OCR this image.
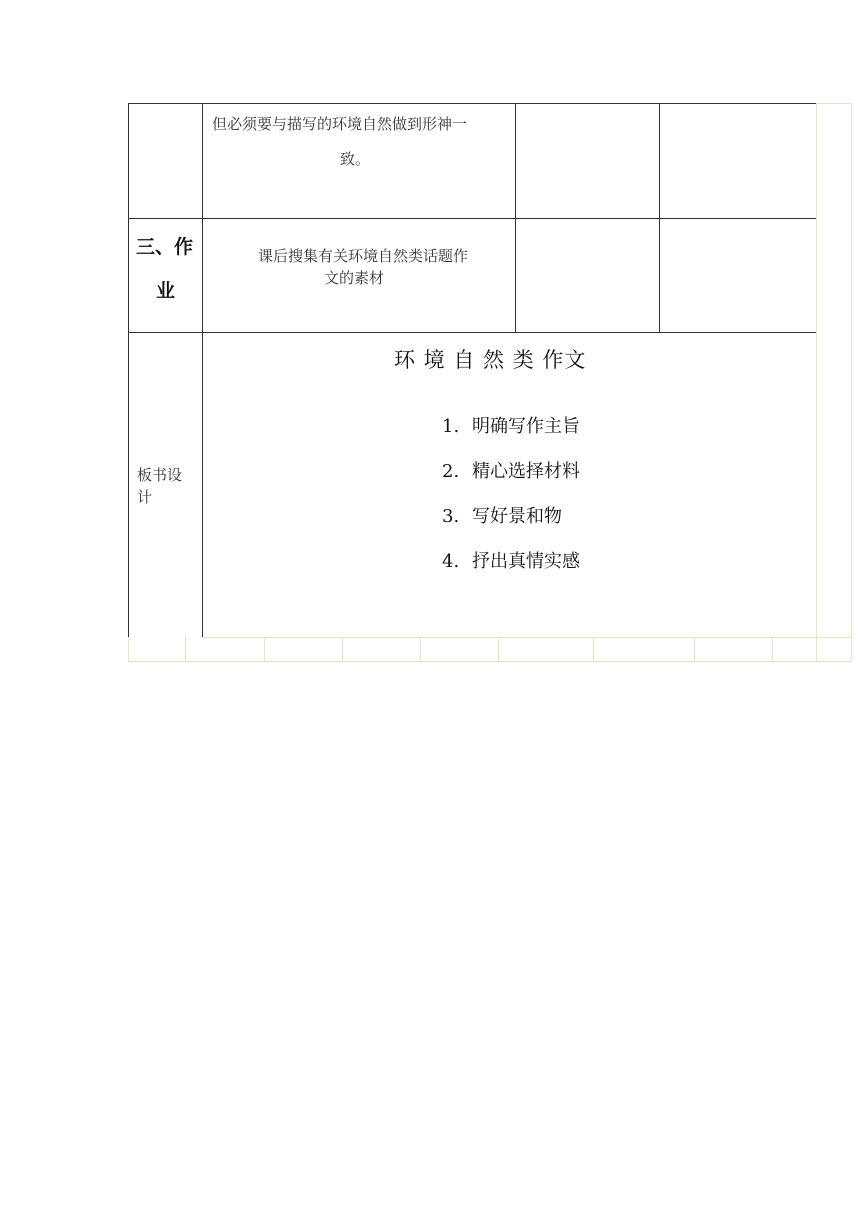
但必须要与描写的环境自然做到形神一
致。
三、作
业
课后搜集有关环境自然类话题作
文的素材
板书设
计
环 境 自 然 类 作文
1. 明确写作主旨
2. 精心选择材料
3. 写好景和物
4. 抒出真情实感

* * * * *

Task prompt | Your task is to repeat the data above exactly while excluding the pictures.

Finished exercise |
OCR this image.
但必须要与描写的环境自然做到形神一
致。
三、作
业
课后搜集有关环境自然类话题作
文的素材
板书设
计
环 境 自 然 类 作文
1. 明确写作主旨
2. 精心选择材料
3. 写好景和物
4. 抒出真情实感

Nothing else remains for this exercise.